[Dataset records]
---+---

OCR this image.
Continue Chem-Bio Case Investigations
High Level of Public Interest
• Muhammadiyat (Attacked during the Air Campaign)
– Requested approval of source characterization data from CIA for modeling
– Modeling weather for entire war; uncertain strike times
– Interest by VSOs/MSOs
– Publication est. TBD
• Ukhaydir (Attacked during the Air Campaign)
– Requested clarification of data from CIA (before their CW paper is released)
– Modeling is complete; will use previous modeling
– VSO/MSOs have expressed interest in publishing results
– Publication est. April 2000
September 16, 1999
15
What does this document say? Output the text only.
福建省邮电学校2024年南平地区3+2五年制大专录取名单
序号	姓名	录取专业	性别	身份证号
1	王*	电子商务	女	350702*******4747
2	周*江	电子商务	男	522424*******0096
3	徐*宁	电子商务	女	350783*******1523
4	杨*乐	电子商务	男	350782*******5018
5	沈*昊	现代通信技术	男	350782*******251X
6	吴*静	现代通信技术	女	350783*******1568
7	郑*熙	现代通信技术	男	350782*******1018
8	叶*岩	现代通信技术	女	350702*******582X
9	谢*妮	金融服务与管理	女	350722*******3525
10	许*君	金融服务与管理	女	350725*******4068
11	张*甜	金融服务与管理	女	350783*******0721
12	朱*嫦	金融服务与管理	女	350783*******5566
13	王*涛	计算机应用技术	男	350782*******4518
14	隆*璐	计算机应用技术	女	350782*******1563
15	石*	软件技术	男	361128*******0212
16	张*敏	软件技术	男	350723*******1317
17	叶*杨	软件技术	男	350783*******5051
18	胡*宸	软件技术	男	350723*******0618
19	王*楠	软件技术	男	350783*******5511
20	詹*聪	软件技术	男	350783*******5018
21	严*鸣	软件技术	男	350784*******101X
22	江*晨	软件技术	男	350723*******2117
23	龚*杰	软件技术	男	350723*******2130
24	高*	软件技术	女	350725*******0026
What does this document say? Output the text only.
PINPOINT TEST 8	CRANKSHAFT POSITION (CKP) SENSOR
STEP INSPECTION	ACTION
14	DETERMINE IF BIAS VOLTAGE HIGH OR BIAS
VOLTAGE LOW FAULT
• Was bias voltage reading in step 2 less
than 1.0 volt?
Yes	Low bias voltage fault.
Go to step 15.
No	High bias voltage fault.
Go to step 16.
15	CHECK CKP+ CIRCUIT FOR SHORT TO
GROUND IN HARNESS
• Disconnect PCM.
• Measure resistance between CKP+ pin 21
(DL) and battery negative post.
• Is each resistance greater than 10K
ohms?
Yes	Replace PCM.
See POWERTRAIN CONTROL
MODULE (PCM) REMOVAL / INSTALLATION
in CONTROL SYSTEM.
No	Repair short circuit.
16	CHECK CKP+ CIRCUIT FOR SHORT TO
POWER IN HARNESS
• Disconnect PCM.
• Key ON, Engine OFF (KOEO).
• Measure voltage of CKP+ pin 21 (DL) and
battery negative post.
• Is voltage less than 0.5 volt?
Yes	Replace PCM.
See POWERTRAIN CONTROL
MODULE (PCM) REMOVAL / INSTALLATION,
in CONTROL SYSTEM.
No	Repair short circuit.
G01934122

---+---

- _Written task_: Print every line of the records exactly. Omit nothing.

- _Written solution_:
OCR this image.
Continue Chem-Bio Case Investigations
High Level of Public Interest
• Muhammadiyat (Attacked during the Air Campaign)
– Requested approval of source characterization data from CIA for modeling
– Modeling weather for entire war; uncertain strike times
– Interest by VSOs/MSOs
– Publication est. TBD
• Ukhaydir (Attacked during the Air Campaign)
– Requested clarification of data from CIA (before their CW paper is released)
– Modeling is complete; will use previous modeling
– VSO/MSOs have expressed interest in publishing results
– Publication est. April 2000
September 16, 1999
15
What does this document say? Output the text only.
福建省邮电学校2024年南平地区3+2五年制大专录取名单
序号	姓名	录取专业	性别	身份证号
1	王*	电子商务	女	350702*******4747
2	周*江	电子商务	男	522424*******0096
3	徐*宁	电子商务	女	350783*******1523
4	杨*乐	电子商务	男	350782*******5018
5	沈*昊	现代通信技术	男	350782*******251X
6	吴*静	现代通信技术	女	350783*******1568
7	郑*熙	现代通信技术	男	350782*******1018
8	叶*岩	现代通信技术	女	350702*******582X
9	谢*妮	金融服务与管理	女	350722*******3525
10	许*君	金融服务与管理	女	350725*******4068
11	张*甜	金融服务与管理	女	350783*******0721
12	朱*嫦	金融服务与管理	女	350783*******5566
13	王*涛	计算机应用技术	男	350782*******4518
14	隆*璐	计算机应用技术	女	350782*******1563
15	石*	软件技术	男	361128*******0212
16	张*敏	软件技术	男	350723*******1317
17	叶*杨	软件技术	男	350783*******5051
18	胡*宸	软件技术	男	350723*******0618
19	王*楠	软件技术	男	350783*******5511
20	詹*聪	软件技术	男	350783*******5018
21	严*鸣	软件技术	男	350784*******101X
22	江*晨	软件技术	男	350723*******2117
23	龚*杰	软件技术	男	350723*******2130
24	高*	软件技术	女	350725*******0026
What does this document say? Output the text only.
PINPOINT TEST 8	CRANKSHAFT POSITION (CKP) SENSOR
STEP INSPECTION	ACTION
14	DETERMINE IF BIAS VOLTAGE HIGH OR BIAS
VOLTAGE LOW FAULT
• Was bias voltage reading in step 2 less
than 1.0 volt?
Yes	Low bias voltage fault.
Go to step 15.
No	High bias voltage fault.
Go to step 16.
15	CHECK CKP+ CIRCUIT FOR SHORT TO
GROUND IN HARNESS
• Disconnect PCM.
• Measure resistance between CKP+ pin 21
(DL) and battery negative post.
• Is each resistance greater than 10K
ohms?
Yes	Replace PCM.
See POWERTRAIN CONTROL
MODULE (PCM) REMOVAL / INSTALLATION
in CONTROL SYSTEM.
No	Repair short circuit.
16	CHECK CKP+ CIRCUIT FOR SHORT TO
POWER IN HARNESS
• Disconnect PCM.
• Key ON, Engine OFF (KOEO).
• Measure voltage of CKP+ pin 21 (DL) and
battery negative post.
• Is voltage less than 0.5 volt?
Yes	Replace PCM.
See POWERTRAIN CONTROL
MODULE (PCM) REMOVAL / INSTALLATION,
in CONTROL SYSTEM.
No	Repair short circuit.
G01934122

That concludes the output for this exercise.